[Dataset listings of figures]

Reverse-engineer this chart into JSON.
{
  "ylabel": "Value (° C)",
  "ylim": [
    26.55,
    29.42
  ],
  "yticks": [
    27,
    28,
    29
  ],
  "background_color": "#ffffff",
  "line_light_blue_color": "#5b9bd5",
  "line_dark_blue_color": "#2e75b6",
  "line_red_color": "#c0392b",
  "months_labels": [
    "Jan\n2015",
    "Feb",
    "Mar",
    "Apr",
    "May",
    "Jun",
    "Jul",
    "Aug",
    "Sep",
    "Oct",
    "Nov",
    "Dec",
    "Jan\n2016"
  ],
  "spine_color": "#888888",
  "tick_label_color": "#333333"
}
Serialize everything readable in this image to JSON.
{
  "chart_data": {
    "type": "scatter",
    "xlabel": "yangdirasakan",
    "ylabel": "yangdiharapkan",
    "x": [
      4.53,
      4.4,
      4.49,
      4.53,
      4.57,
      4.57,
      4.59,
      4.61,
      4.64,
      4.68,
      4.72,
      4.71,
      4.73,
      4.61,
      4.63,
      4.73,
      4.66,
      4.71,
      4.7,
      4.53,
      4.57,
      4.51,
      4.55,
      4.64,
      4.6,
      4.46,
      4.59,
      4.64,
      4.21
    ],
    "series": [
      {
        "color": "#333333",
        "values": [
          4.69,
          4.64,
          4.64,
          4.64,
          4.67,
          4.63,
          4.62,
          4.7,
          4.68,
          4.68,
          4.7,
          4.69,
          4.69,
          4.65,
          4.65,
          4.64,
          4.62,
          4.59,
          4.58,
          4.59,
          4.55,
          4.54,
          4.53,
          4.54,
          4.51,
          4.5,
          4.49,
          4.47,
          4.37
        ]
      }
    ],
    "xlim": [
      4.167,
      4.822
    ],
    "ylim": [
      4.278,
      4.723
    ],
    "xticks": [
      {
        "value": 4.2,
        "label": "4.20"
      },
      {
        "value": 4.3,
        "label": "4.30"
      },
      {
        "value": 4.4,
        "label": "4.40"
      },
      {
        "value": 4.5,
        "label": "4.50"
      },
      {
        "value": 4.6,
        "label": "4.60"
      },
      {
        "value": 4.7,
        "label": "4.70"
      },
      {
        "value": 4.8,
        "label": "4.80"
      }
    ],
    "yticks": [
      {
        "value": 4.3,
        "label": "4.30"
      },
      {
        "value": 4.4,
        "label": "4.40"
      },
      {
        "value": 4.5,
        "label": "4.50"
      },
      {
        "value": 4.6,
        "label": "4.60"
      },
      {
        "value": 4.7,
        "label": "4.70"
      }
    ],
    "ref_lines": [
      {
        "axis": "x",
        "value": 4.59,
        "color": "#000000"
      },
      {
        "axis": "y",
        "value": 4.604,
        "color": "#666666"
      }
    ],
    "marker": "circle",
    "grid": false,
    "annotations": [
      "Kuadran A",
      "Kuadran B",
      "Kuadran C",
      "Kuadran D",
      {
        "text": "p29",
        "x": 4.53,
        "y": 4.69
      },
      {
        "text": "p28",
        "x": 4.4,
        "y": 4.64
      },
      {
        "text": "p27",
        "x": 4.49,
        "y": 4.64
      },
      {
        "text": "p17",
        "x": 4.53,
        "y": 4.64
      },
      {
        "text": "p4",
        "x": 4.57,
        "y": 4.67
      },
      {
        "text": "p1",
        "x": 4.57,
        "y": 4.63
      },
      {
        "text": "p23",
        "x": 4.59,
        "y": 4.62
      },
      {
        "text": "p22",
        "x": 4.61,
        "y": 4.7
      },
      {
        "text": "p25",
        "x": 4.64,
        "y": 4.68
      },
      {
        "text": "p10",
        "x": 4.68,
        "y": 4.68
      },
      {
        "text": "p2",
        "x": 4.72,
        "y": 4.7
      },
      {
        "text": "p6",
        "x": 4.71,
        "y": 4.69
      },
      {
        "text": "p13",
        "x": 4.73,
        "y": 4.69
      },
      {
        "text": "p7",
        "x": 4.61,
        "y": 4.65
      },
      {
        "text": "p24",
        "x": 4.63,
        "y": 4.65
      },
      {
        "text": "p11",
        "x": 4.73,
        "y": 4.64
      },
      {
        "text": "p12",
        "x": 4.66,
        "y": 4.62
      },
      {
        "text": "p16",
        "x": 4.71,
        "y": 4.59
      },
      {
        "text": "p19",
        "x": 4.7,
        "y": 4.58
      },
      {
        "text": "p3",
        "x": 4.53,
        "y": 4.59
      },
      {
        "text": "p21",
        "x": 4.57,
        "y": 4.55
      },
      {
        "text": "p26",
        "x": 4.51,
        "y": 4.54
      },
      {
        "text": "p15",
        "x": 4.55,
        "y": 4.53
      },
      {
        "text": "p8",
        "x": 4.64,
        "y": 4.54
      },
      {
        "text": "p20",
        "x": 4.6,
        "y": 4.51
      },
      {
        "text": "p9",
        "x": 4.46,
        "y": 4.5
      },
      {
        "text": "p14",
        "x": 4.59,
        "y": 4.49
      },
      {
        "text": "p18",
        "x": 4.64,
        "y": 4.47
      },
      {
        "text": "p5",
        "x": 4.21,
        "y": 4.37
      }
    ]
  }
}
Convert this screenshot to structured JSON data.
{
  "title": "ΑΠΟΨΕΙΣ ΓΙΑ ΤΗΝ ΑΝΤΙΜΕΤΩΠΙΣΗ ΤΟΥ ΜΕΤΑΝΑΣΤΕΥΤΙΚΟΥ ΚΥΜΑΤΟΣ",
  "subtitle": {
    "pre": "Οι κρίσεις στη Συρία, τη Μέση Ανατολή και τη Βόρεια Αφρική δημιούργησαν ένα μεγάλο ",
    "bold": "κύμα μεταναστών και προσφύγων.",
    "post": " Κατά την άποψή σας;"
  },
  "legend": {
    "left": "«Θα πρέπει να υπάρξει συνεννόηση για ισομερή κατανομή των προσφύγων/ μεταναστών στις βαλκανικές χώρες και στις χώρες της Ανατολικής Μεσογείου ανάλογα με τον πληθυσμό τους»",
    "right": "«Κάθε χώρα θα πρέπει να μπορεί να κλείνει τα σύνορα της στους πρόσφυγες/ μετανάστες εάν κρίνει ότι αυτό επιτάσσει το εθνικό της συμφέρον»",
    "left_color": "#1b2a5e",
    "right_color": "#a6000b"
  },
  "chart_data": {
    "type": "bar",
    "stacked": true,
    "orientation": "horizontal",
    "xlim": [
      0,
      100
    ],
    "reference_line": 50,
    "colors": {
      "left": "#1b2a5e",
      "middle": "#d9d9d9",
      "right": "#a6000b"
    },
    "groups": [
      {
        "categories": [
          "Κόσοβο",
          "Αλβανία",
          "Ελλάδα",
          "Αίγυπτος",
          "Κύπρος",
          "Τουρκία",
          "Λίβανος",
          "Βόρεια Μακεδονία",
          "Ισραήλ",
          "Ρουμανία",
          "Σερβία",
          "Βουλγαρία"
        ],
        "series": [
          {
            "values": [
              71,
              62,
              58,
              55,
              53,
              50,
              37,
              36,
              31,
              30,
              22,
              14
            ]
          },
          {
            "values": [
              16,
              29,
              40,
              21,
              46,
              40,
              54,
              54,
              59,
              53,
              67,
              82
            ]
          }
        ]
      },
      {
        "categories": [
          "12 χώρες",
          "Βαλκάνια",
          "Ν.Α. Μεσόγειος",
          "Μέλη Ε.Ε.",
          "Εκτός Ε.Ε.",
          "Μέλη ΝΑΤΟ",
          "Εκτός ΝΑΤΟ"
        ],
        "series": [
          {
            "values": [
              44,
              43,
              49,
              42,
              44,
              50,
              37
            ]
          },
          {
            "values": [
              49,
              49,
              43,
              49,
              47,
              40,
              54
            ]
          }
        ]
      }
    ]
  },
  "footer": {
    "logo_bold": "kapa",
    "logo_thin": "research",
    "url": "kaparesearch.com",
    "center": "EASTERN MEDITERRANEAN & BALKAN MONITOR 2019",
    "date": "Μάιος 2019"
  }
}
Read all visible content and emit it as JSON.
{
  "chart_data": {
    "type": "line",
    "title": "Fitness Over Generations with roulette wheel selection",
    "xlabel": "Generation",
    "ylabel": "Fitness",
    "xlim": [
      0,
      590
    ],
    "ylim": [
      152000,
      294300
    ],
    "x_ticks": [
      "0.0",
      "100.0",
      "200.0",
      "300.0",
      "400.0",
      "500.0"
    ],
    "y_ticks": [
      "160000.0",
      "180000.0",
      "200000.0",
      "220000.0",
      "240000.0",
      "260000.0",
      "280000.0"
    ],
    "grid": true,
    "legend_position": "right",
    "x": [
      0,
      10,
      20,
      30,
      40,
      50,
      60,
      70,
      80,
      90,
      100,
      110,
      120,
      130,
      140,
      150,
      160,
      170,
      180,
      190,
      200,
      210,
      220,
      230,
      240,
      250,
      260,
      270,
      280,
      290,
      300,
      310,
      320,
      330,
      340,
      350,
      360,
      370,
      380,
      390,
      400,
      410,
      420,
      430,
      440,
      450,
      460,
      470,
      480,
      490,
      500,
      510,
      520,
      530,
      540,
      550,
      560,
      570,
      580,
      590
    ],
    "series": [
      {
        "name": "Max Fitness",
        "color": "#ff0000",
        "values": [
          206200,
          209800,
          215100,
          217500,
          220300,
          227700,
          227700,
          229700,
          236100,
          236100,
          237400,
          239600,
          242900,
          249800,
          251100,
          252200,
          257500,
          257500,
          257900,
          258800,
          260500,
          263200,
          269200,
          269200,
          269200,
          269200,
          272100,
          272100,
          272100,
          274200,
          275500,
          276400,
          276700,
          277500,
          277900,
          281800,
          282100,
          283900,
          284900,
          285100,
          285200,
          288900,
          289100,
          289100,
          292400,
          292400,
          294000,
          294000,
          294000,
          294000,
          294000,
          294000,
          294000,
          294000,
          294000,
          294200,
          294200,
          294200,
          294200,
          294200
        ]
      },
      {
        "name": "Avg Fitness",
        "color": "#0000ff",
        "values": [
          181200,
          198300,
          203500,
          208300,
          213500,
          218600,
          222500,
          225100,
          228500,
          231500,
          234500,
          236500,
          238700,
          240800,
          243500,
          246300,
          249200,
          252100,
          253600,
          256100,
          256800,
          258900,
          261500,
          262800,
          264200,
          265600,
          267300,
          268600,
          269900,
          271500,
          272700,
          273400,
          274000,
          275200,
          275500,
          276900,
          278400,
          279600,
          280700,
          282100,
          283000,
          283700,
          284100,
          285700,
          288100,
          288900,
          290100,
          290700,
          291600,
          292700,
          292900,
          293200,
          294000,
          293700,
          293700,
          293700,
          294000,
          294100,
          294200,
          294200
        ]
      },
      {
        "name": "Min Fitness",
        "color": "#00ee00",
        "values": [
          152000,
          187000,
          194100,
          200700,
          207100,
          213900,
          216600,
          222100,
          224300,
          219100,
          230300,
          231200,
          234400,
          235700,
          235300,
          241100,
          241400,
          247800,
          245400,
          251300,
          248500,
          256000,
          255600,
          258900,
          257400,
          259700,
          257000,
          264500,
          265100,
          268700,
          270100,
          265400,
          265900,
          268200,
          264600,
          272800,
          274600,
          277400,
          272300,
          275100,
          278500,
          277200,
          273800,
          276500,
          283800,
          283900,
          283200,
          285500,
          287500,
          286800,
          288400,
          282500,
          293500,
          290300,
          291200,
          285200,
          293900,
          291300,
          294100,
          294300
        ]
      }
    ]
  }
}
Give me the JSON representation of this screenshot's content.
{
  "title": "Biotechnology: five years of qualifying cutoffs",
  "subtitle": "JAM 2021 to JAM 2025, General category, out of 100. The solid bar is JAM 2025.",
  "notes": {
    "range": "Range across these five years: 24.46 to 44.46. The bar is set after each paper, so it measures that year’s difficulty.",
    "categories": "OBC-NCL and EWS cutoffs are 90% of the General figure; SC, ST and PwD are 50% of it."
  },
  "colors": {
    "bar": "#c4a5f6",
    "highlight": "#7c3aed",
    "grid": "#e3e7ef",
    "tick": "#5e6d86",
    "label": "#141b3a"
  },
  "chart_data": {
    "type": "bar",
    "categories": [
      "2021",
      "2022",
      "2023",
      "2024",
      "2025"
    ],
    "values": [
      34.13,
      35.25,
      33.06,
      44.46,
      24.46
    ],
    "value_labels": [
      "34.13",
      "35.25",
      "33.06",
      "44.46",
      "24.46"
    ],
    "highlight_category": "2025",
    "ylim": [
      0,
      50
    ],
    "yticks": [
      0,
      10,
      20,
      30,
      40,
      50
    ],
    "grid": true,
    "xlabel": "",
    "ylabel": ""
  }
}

> Task statement:
State how many lines in the records above contain the word "JSON", giving only the number.

> Answer to the exercise:
5